YOUR INSTRUCTIONS: Transcribe the full listing below exactly.
━━━ GIVEN RECORDS
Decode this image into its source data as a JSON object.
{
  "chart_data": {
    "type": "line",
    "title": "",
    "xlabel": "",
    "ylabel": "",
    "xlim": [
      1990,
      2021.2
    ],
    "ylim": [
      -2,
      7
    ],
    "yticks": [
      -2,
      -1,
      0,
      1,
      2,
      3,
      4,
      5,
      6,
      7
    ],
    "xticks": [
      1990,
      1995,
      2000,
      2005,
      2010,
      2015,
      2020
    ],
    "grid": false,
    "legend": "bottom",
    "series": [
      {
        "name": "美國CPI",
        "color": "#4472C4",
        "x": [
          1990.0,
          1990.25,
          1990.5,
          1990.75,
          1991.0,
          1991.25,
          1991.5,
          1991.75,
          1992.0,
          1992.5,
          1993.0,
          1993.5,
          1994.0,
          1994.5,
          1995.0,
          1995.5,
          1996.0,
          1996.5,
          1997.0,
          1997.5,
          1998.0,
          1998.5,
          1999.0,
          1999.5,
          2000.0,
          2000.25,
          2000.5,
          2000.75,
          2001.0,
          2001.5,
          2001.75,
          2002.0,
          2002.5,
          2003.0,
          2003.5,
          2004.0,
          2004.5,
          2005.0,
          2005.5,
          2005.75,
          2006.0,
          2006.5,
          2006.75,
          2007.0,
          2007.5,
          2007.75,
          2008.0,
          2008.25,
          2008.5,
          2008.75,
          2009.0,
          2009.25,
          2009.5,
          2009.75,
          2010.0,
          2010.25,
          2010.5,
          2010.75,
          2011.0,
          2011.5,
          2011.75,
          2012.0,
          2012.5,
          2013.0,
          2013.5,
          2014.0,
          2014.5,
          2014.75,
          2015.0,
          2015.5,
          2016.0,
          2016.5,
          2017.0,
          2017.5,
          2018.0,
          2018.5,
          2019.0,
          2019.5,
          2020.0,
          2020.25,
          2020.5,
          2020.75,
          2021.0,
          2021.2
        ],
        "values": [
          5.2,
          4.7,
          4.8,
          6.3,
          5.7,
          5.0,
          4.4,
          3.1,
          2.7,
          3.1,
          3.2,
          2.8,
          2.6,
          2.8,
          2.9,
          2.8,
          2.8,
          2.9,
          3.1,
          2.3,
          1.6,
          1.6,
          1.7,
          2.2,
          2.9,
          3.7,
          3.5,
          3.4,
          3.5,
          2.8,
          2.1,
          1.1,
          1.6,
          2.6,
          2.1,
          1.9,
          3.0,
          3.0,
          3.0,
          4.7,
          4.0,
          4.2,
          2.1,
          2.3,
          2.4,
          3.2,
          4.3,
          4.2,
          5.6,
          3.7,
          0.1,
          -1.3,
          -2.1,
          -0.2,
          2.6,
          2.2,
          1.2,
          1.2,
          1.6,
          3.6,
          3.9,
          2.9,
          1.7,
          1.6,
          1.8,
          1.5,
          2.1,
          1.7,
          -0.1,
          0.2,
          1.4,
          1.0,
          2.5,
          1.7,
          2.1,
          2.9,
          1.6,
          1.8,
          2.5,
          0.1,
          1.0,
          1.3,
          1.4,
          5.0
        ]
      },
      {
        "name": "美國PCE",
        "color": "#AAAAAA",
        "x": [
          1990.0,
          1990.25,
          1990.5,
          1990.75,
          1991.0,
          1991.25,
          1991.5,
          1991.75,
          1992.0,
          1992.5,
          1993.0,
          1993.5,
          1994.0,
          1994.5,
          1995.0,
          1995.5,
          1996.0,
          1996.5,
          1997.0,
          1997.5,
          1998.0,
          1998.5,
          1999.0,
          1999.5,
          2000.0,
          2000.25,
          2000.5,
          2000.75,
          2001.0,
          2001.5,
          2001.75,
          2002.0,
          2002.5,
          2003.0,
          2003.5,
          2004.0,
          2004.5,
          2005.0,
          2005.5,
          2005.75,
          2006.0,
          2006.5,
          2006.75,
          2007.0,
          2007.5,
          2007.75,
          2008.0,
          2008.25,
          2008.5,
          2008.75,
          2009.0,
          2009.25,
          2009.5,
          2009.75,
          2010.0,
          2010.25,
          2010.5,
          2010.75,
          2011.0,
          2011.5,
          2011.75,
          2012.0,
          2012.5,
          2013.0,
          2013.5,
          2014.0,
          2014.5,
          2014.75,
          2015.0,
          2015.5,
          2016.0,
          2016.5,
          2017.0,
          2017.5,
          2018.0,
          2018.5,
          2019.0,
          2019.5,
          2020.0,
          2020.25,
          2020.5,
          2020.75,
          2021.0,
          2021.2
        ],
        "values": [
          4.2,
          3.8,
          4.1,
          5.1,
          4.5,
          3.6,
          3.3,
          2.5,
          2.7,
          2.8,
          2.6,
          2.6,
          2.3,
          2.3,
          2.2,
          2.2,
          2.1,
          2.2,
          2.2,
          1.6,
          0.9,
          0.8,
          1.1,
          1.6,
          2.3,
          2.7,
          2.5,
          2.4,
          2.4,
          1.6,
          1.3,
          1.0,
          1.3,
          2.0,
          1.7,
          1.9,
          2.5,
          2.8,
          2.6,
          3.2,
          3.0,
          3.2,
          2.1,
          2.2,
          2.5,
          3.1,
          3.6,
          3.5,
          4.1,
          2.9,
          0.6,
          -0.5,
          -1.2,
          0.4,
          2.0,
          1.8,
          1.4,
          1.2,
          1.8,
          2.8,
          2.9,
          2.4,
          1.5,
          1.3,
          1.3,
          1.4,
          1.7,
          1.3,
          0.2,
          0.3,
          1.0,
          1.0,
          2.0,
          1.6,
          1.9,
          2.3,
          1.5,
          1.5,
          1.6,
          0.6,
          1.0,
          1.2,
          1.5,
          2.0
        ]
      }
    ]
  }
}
━━━━━━
THE RESULT:
Decode this image into its source data as a JSON object.
{
  "chart_data": {
    "type": "line",
    "title": "",
    "xlabel": "",
    "ylabel": "",
    "xlim": [
      1990,
      2021.2
    ],
    "ylim": [
      -2,
      7
    ],
    "yticks": [
      -2,
      -1,
      0,
      1,
      2,
      3,
      4,
      5,
      6,
      7
    ],
    "xticks": [
      1990,
      1995,
      2000,
      2005,
      2010,
      2015,
      2020
    ],
    "grid": false,
    "legend": "bottom",
    "series": [
      {
        "name": "美國CPI",
        "color": "#4472C4",
        "x": [
          1990.0,
          1990.25,
          1990.5,
          1990.75,
          1991.0,
          1991.25,
          1991.5,
          1991.75,
          1992.0,
          1992.5,
          1993.0,
          1993.5,
          1994.0,
          1994.5,
          1995.0,
          1995.5,
          1996.0,
          1996.5,
          1997.0,
          1997.5,
          1998.0,
          1998.5,
          1999.0,
          1999.5,
          2000.0,
          2000.25,
          2000.5,
          2000.75,
          2001.0,
          2001.5,
          2001.75,
          2002.0,
          2002.5,
          2003.0,
          2003.5,
          2004.0,
          2004.5,
          2005.0,
          2005.5,
          2005.75,
          2006.0,
          2006.5,
          2006.75,
          2007.0,
          2007.5,
          2007.75,
          2008.0,
          2008.25,
          2008.5,
          2008.75,
          2009.0,
          2009.25,
          2009.5,
          2009.75,
          2010.0,
          2010.25,
          2010.5,
          2010.75,
          2011.0,
          2011.5,
          2011.75,
          2012.0,
          2012.5,
          2013.0,
          2013.5,
          2014.0,
          2014.5,
          2014.75,
          2015.0,
          2015.5,
          2016.0,
          2016.5,
          2017.0,
          2017.5,
          2018.0,
          2018.5,
          2019.0,
          2019.5,
          2020.0,
          2020.25,
          2020.5,
          2020.75,
          2021.0,
          2021.2
        ],
        "values": [
          5.2,
          4.7,
          4.8,
          6.3,
          5.7,
          5.0,
          4.4,
          3.1,
          2.7,
          3.1,
          3.2,
          2.8,
          2.6,
          2.8,
          2.9,
          2.8,
          2.8,
          2.9,
          3.1,
          2.3,
          1.6,
          1.6,
          1.7,
          2.2,
          2.9,
          3.7,
          3.5,
          3.4,
          3.5,
          2.8,
          2.1,
          1.1,
          1.6,
          2.6,
          2.1,
          1.9,
          3.0,
          3.0,
          3.0,
          4.7,
          4.0,
          4.2,
          2.1,
          2.3,
          2.4,
          3.2,
          4.3,
          4.2,
          5.6,
          3.7,
          0.1,
          -1.3,
          -2.1,
          -0.2,
          2.6,
          2.2,
          1.2,
          1.2,
          1.6,
          3.6,
          3.9,
          2.9,
          1.7,
          1.6,
          1.8,
          1.5,
          2.1,
          1.7,
          -0.1,
          0.2,
          1.4,
          1.0,
          2.5,
          1.7,
          2.1,
          2.9,
          1.6,
          1.8,
          2.5,
          0.1,
          1.0,
          1.3,
          1.4,
          5.0
        ]
      },
      {
        "name": "美國PCE",
        "color": "#AAAAAA",
        "x": [
          1990.0,
          1990.25,
          1990.5,
          1990.75,
          1991.0,
          1991.25,
          1991.5,
          1991.75,
          1992.0,
          1992.5,
          1993.0,
          1993.5,
          1994.0,
          1994.5,
          1995.0,
          1995.5,
          1996.0,
          1996.5,
          1997.0,
          1997.5,
          1998.0,
          1998.5,
          1999.0,
          1999.5,
          2000.0,
          2000.25,
          2000.5,
          2000.75,
          2001.0,
          2001.5,
          2001.75,
          2002.0,
          2002.5,
          2003.0,
          2003.5,
          2004.0,
          2004.5,
          2005.0,
          2005.5,
          2005.75,
          2006.0,
          2006.5,
          2006.75,
          2007.0,
          2007.5,
          2007.75,
          2008.0,
          2008.25,
          2008.5,
          2008.75,
          2009.0,
          2009.25,
          2009.5,
          2009.75,
          2010.0,
          2010.25,
          2010.5,
          2010.75,
          2011.0,
          2011.5,
          2011.75,
          2012.0,
          2012.5,
          2013.0,
          2013.5,
          2014.0,
          2014.5,
          2014.75,
          2015.0,
          2015.5,
          2016.0,
          2016.5,
          2017.0,
          2017.5,
          2018.0,
          2018.5,
          2019.0,
          2019.5,
          2020.0,
          2020.25,
          2020.5,
          2020.75,
          2021.0,
          2021.2
        ],
        "values": [
          4.2,
          3.8,
          4.1,
          5.1,
          4.5,
          3.6,
          3.3,
          2.5,
          2.7,
          2.8,
          2.6,
          2.6,
          2.3,
          2.3,
          2.2,
          2.2,
          2.1,
          2.2,
          2.2,
          1.6,
          0.9,
          0.8,
          1.1,
          1.6,
          2.3,
          2.7,
          2.5,
          2.4,
          2.4,
          1.6,
          1.3,
          1.0,
          1.3,
          2.0,
          1.7,
          1.9,
          2.5,
          2.8,
          2.6,
          3.2,
          3.0,
          3.2,
          2.1,
          2.2,
          2.5,
          3.1,
          3.6,
          3.5,
          4.1,
          2.9,
          0.6,
          -0.5,
          -1.2,
          0.4,
          2.0,
          1.8,
          1.4,
          1.2,
          1.8,
          2.8,
          2.9,
          2.4,
          1.5,
          1.3,
          1.3,
          1.4,
          1.7,
          1.3,
          0.2,
          0.3,
          1.0,
          1.0,
          2.0,
          1.6,
          1.9,
          2.3,
          1.5,
          1.5,
          1.6,
          0.6,
          1.0,
          1.2,
          1.5,
          2.0
        ]
      }
    ]
  }
}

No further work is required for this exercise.